**JOB:** Render the following material again verbatim, leaving nothing out.

══ INPUT ROWS

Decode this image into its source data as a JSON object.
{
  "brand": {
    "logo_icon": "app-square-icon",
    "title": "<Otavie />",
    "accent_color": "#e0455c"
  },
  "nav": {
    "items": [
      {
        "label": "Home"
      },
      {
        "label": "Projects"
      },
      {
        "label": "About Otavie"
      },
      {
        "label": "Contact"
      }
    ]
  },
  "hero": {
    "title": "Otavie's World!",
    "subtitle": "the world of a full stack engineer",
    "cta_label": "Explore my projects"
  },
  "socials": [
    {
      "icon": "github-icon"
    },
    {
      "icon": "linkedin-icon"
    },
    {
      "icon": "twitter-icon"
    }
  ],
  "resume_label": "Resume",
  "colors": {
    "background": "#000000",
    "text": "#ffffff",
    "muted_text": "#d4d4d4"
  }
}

════

**WORKED ANSWER:**
Decode this image into its source data as a JSON object.
{
  "brand": {
    "logo_icon": "app-square-icon",
    "title": "<Otavie />",
    "accent_color": "#e0455c"
  },
  "nav": {
    "items": [
      {
        "label": "Home"
      },
      {
        "label": "Projects"
      },
      {
        "label": "About Otavie"
      },
      {
        "label": "Contact"
      }
    ]
  },
  "hero": {
    "title": "Otavie's World!",
    "subtitle": "the world of a full stack engineer",
    "cta_label": "Explore my projects"
  },
  "socials": [
    {
      "icon": "github-icon"
    },
    {
      "icon": "linkedin-icon"
    },
    {
      "icon": "twitter-icon"
    }
  ],
  "resume_label": "Resume",
  "colors": {
    "background": "#000000",
    "text": "#ffffff",
    "muted_text": "#d4d4d4"
  }
}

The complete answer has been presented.